Data to examine:
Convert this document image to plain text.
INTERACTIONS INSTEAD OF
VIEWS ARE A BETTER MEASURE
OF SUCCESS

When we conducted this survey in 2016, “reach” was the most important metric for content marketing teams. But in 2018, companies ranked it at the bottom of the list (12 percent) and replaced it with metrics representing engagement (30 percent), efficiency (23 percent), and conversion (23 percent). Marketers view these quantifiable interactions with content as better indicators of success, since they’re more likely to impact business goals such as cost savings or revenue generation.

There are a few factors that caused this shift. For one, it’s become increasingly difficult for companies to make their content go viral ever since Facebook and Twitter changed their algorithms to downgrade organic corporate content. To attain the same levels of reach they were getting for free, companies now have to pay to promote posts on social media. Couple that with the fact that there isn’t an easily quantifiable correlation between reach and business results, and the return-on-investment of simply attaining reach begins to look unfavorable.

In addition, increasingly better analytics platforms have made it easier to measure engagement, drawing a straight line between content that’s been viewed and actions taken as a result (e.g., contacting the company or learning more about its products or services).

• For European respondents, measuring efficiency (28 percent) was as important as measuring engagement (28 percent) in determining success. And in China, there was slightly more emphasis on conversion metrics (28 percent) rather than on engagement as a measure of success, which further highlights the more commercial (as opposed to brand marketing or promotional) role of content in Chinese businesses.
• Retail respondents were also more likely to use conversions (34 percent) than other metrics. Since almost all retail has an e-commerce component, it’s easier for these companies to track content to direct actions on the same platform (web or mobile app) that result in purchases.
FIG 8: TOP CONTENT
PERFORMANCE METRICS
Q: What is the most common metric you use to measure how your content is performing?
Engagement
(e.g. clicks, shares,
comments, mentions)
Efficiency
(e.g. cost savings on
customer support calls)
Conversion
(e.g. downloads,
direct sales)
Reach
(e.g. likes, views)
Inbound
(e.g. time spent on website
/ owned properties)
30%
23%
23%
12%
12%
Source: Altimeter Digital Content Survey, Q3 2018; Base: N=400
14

Exercise instructions: Every line containing the string "likely" should be pulled from the listing and copied.

Exercise response:
When we conducted this survey in 2016, “reach” was the most important metric for content marketing teams. But in 2018, companies ranked it at the bottom of the list (12 percent) and replaced it with metrics representing engagement (30 percent), efficiency (23 percent), and conversion (23 percent). Marketers view these quantifiable interactions with content as better indicators of success, since they’re more likely to impact business goals such as cost savings or revenue generation.
• Retail respondents were also more likely to use conversions (34 percent) than other metrics. Since almost all retail has an e-commerce component, it’s easier for these companies to track content to direct actions on the same platform (web or mobile app) that result in purchases.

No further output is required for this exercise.